INSTRUÇÃO: Prossiga com o texto sobre o massacre no supermercado de Buffalo a partir da última frase dele.

##### PÁGINA

Assistimos a mais um massacre, no último sábado (14/5), no país que se diz o mais democrático do mundo. Um homem branco, fortemente armado, matou dez pessoas em um supermercado na região de Buffalo, estado de Nova Iorque. Ali, onde os moradores são predominantemente negros. Ele escreveu uma longa mensagem, publicada em suas redes, afirmando que os fregueses do supermercado eram de uma cultura que buscava “substituir etnicamente meu próprio povo”. A princípio, esta é a mesma matriz ideológica daquilo que ceifou a vida de milhões de pessoas na Europa e que chamamos de nazismo. O neonazismo continua sendo uma ameaça a todo o mundo.

##########
##### INFORMAÇÕES FORNECIDAS

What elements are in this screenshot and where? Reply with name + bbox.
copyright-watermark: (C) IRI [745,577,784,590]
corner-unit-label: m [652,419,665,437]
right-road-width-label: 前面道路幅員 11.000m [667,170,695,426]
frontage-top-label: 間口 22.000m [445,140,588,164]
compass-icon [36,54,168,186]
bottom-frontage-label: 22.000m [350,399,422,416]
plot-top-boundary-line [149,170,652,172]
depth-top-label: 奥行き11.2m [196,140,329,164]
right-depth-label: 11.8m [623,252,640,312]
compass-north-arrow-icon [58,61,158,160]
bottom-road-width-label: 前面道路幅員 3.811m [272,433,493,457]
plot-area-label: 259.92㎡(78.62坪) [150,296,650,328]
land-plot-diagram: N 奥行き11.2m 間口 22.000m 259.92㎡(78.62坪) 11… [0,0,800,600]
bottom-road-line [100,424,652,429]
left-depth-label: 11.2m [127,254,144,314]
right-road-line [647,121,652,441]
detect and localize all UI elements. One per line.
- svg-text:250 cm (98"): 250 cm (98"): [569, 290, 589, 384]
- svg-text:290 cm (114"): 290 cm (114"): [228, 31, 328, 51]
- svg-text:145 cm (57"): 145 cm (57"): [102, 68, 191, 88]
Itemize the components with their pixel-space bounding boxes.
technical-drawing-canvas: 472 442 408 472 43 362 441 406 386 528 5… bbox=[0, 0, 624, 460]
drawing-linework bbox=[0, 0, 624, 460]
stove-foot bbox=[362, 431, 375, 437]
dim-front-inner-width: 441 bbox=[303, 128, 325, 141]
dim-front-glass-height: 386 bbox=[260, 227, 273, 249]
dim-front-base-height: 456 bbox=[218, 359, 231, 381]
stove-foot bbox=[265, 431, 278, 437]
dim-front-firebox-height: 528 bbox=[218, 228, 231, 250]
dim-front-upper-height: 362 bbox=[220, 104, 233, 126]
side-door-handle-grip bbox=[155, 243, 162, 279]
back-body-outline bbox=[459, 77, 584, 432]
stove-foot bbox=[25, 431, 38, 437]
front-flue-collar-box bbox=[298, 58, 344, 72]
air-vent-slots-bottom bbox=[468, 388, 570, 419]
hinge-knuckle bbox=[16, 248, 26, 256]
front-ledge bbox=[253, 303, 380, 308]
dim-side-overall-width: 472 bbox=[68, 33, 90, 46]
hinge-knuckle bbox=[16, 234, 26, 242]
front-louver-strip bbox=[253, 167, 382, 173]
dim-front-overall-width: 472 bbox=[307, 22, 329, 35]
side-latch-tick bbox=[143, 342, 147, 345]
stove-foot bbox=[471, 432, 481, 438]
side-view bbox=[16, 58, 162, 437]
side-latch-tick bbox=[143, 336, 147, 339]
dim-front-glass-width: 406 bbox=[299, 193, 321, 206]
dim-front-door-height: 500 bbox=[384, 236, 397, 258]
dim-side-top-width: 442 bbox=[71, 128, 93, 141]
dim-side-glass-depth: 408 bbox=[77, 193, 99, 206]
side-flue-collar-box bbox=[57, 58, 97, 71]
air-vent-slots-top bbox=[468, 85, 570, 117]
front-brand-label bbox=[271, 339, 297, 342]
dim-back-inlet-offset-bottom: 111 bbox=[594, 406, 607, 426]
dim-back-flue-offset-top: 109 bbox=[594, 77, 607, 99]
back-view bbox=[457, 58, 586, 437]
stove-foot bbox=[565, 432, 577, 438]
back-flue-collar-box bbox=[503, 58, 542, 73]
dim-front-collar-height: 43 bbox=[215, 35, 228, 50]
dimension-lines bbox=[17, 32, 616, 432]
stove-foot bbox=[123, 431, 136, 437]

##########

RESPOSTA:
Motor de terror racista
Antes de mais nada, não foi a primeira vez que um ataque terrorista, com essas mesmas matizes, ocorreu nos Estados Unidos. Em uma sinagoga de Pittsburgh, em 2018, também um homem branco, com um histórico de postagens antissemitas na internet, matou barbaramente 11 fiéis da comunidade, culpando os judeus por permitirem a entrada de “invasores” imigrantes nos Estados Unidos. Do mesmo modo, no ano seguinte, outro homem branco, irritado com o que chamou de “invasão hispânica do Texas”, abriu fogo contra clientes em uma loja do Walmart em El Paso, deixando 23 mortos. Ele disse à polícia que havia tentado matar mexicanos.
Primeiramente, três ataques ligados por uma crença comum em constante mutação, agora conhecida como “teoria da substituição”. Esta é a noção de que as elites do ocidente querem “substituir” e enfraquecer os americanos brancos. Então, nos extremos da vida americana, a teoria da substituição tornou-se um motor de terror racista, ajudando a inspirar uma onda de ataques em massa nos últimos anos. Foi o que alimentou o comício de direita de 2017 em Charlottesville, na Virgínia, que explodiu em extrema violência. O neonazismo continua sendo uma ameaça a todo o mundo.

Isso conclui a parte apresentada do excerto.